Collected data
- - -

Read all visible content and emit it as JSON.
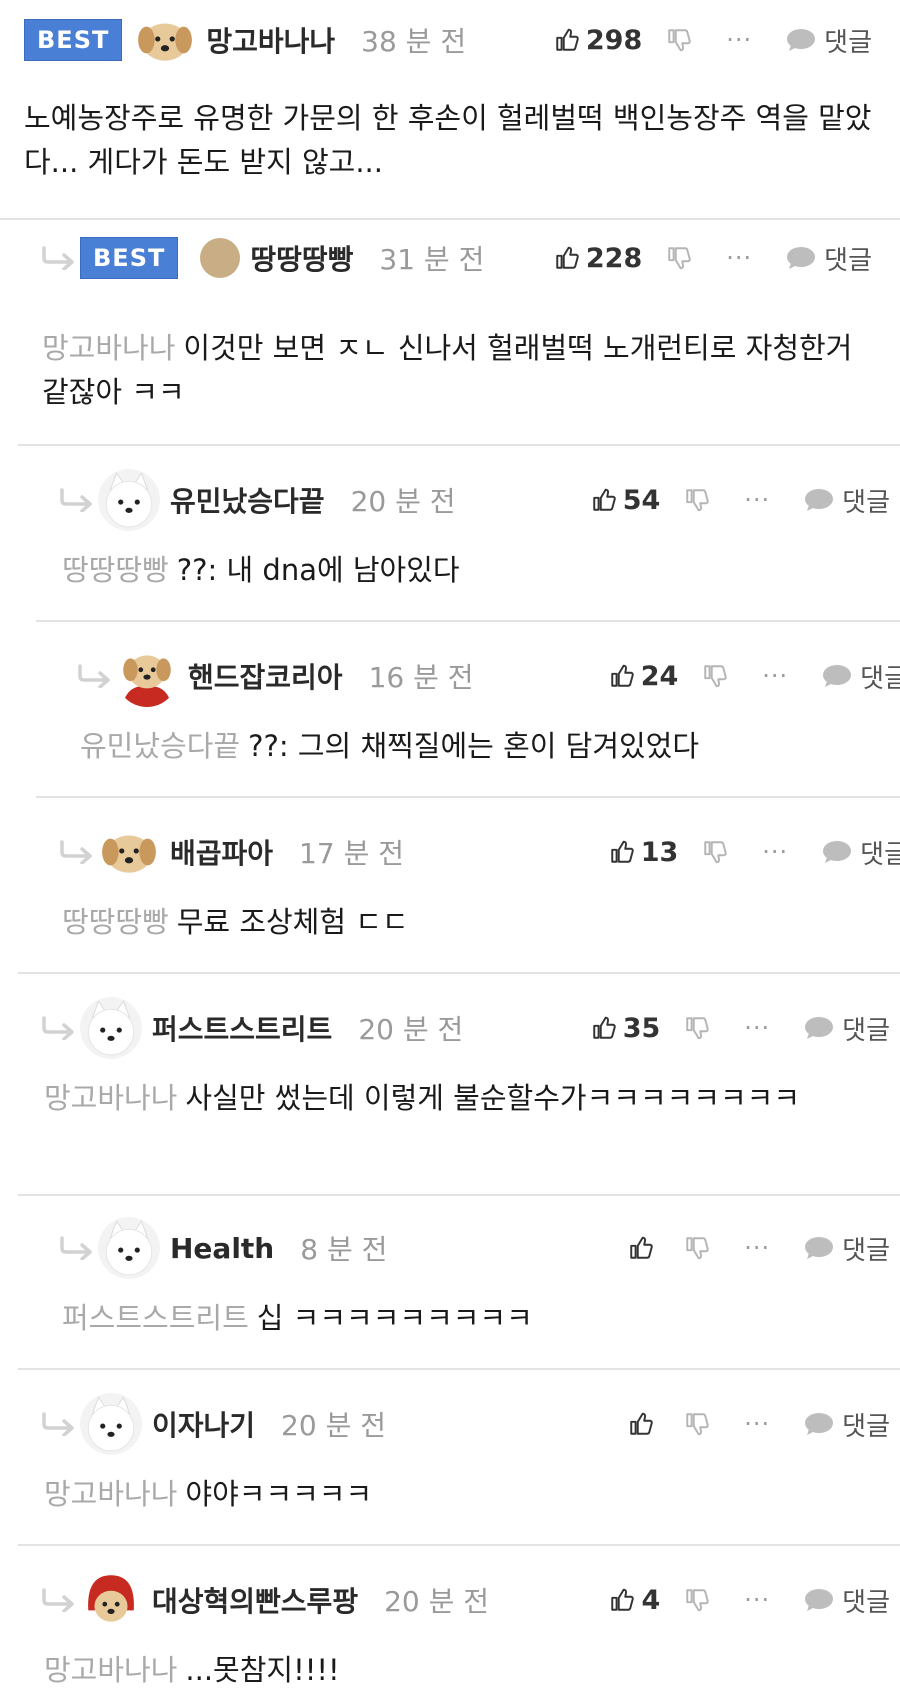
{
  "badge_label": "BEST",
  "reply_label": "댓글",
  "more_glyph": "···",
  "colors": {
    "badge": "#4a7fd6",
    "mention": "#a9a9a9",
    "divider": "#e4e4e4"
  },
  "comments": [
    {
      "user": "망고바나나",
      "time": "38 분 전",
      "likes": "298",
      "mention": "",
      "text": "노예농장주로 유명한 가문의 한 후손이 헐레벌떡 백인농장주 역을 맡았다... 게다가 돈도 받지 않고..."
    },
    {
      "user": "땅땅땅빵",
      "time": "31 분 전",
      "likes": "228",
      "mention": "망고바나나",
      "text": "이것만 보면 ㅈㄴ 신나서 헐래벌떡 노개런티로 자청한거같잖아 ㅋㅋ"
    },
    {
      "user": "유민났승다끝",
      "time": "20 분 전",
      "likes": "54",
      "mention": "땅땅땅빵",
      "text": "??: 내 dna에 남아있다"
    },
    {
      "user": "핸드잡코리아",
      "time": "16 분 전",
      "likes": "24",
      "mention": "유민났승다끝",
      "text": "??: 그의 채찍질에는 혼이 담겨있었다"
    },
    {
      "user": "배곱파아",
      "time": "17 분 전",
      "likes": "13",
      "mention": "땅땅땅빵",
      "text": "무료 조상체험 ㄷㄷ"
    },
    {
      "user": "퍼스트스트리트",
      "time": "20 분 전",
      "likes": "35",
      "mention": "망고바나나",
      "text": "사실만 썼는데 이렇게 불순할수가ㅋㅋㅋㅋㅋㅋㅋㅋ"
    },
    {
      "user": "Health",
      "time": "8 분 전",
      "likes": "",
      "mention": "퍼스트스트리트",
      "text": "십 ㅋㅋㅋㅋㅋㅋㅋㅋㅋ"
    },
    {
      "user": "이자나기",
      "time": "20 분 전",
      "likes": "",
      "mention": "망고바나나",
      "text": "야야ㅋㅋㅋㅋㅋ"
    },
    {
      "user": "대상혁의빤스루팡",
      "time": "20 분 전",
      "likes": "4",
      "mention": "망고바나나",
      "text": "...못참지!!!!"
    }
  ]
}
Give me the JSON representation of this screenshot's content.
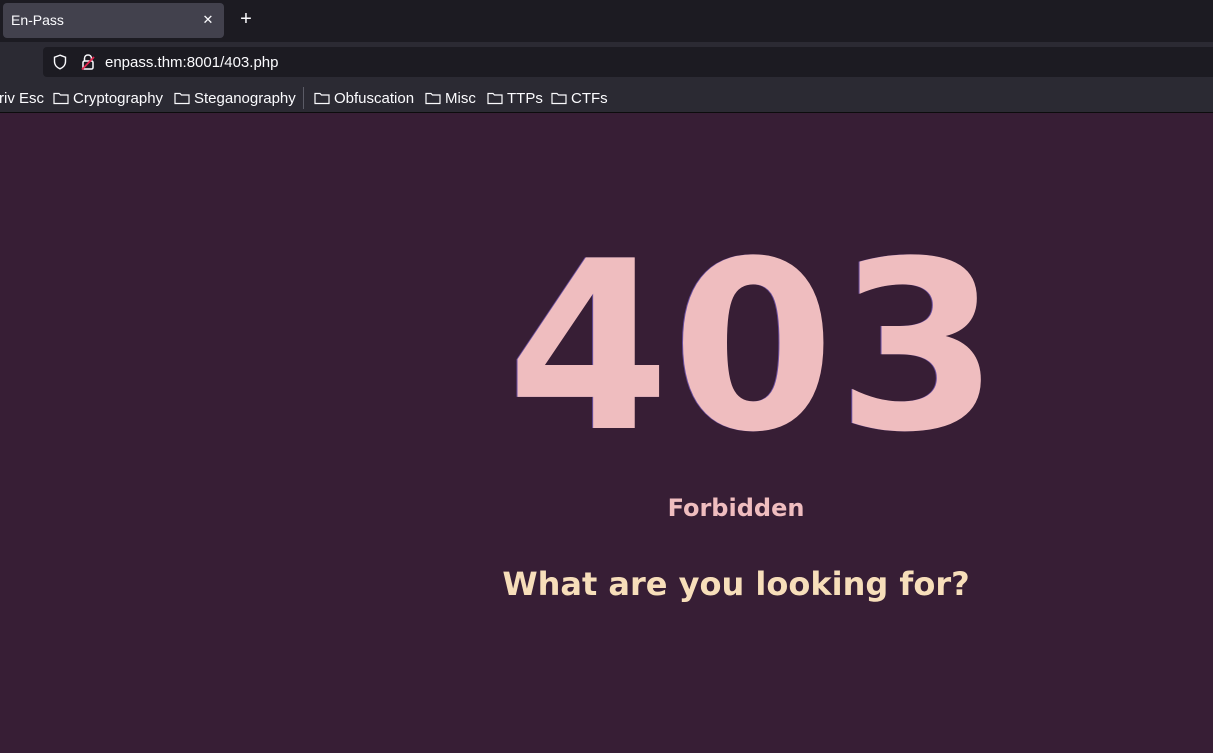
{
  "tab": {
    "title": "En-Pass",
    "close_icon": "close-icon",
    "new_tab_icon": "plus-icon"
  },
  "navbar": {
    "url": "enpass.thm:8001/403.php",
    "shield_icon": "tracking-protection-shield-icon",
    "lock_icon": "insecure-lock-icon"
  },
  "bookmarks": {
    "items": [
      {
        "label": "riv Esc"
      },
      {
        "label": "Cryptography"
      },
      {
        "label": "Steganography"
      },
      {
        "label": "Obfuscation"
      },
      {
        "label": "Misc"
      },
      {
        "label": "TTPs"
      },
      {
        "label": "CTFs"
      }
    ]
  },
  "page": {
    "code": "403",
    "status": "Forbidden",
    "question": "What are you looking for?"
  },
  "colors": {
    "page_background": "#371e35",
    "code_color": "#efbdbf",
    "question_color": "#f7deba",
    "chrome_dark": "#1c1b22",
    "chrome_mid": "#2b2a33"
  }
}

- - -

▶ [What to produce] Starting at the line containing "Give me the", write out each line through the last one in the listing above, inclusive, and nothing else. Pictures are excluded from the copy.

▶ [Task result]
Give me the JSON representation of this screenshot's content.
{
  "tab": {
    "title": "En-Pass",
    "close_icon": "close-icon",
    "new_tab_icon": "plus-icon"
  },
  "navbar": {
    "url": "enpass.thm:8001/403.php",
    "shield_icon": "tracking-protection-shield-icon",
    "lock_icon": "insecure-lock-icon"
  },
  "bookmarks": {
    "items": [
      {
        "label": "riv Esc"
      },
      {
        "label": "Cryptography"
      },
      {
        "label": "Steganography"
      },
      {
        "label": "Obfuscation"
      },
      {
        "label": "Misc"
      },
      {
        "label": "TTPs"
      },
      {
        "label": "CTFs"
      }
    ]
  },
  "page": {
    "code": "403",
    "status": "Forbidden",
    "question": "What are you looking for?"
  },
  "colors": {
    "page_background": "#371e35",
    "code_color": "#efbdbf",
    "question_color": "#f7deba",
    "chrome_dark": "#1c1b22",
    "chrome_mid": "#2b2a33"
  }
}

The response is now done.